阅读摘录:
──────────────────────────────

Tudor-SN蛋白调控白色脂肪棕色化的分子机制研究

The pandemic rise in the prevalence of obesity, as well as its comorbidities, such as type-2 diabetes and cardiovascular diseases, has made it imperative to develop novel anti-obesity therapeutics. The browning of white adipocytes can significantly promote the energy consumption, improve glucose and lipid metabolism．Tudor-SN protein is a highly conserved and ubiquitously expressed multifunctional protein. Previous Studies showed that 1) Tudor-SN had a positive correlation with adipogenesis, once Tudor-SN had been knocked out in MEF cells, adipogenesis can be totally inhibited; 2) Tudor-SN and PPARγ combined with each other via the SN domain of Tudor-SN. Tudor-SN could combine to PPRE region of PPARγ target genes and promote the white fat gene expression (aP2 and adipsin); 3) Under cold exposure, the deficiency of Tudor-SN led to the appearance of brown fat gene expression, including UCP1, PGC-1a, PRDM16 and FGF21, as well as SIRT1 activation; 4) Tudor-SN could combines to PARP-1. It is reported that the deletion of the PARP-1 increases NAD+ content and SIRT1 activity in brown adipose tissue. Based on our previous study, we will establish an adipose-specific Tudor-SN knock-out mouse model (Tudor-SNaP2KO). By using cell model of adipocyte differentiation and Tudor-SNaP2KO mouse model, we will further study the potential function mechanism of Tudor-SN in browning of white adipocytes and investigate whether loss-of-function of Tudor-SN is involved in resistance to dietary obesity. This finding opens a new avenue to understand the molecular control of browning of white adipocytes and it might be the therapeutic target for obesity and its related metabolic disorders.

──────────────────────────────

给定信息:
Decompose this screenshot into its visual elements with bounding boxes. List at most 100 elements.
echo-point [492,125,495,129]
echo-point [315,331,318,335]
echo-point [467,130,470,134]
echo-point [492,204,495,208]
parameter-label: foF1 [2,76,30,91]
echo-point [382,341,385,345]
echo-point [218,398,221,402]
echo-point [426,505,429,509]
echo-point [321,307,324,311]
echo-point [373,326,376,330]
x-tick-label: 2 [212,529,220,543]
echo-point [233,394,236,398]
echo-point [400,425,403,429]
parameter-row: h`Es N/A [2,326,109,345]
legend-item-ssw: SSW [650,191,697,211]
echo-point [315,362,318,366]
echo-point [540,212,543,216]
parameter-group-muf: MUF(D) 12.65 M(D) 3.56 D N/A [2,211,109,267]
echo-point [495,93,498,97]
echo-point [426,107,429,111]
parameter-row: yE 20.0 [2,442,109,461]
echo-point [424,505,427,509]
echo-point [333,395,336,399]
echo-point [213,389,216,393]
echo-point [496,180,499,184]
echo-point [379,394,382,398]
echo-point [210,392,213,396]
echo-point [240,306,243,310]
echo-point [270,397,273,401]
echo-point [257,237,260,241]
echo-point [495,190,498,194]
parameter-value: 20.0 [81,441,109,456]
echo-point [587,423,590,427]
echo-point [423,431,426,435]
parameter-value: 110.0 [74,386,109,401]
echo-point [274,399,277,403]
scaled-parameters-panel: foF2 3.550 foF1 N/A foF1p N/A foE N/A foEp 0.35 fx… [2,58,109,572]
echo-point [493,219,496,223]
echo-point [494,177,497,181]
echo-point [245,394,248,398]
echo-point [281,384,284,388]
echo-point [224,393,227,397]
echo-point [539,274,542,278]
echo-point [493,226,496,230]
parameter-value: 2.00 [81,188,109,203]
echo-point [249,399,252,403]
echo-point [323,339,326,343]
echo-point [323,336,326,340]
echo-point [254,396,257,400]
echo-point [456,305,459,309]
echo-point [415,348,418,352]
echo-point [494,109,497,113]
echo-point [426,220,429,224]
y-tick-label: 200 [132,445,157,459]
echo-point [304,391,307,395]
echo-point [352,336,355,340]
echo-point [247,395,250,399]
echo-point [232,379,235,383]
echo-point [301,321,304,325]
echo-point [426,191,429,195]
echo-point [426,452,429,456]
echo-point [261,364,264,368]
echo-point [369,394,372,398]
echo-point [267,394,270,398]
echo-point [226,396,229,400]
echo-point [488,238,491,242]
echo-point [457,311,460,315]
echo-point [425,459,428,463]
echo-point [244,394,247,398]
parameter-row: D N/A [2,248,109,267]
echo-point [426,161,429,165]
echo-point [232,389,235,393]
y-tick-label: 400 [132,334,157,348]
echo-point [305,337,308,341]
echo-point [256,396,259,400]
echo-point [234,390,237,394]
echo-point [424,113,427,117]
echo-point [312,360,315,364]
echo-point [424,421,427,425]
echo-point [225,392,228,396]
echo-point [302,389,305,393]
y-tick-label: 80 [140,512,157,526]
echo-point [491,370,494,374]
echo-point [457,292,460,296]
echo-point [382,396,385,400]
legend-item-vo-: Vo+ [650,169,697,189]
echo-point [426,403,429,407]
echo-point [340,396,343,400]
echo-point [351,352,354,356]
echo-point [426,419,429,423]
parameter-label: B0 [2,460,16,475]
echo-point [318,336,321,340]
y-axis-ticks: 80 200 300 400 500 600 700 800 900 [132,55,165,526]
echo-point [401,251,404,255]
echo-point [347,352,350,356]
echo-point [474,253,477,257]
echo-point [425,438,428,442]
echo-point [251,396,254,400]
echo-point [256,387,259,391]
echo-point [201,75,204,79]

──────────────────────────────

练习任务:
1. 摘录提到，在冷暴露下缺失Tudor-SN会导致一些棕色脂肪基因出现表达。请列出这些基因。
2. 下列说法是否符合摘录？逐项回答"是"或"否"，并原样引用摘录中起决定作用的字句。
(a) 在MEF细胞中敲除Tudor-SN后，脂肪生成可被完全抑制。
(b) Tudor-SN通过自身的PARP-1结构域与PPARγ结合。
(c) 删除PARP-1会降低棕色脂肪组织中的NAD+含量。
这些数据行是独立的材料，与摘录无关。

参考答案:
1. UCP1、PGC-1a、PRDM16、FGF21

2.
(a) 是："once Tudor-SN had been knocked out in MEF cells, adipogenesis can be totally inhibited"
(b) 否："Tudor-SN and PPARγ combined with each other via the SN domain of Tudor-SN"
(c) 否："the deletion of the PARP-1 increases NAD+ content and SIRT1 activity in brown adipose tissue"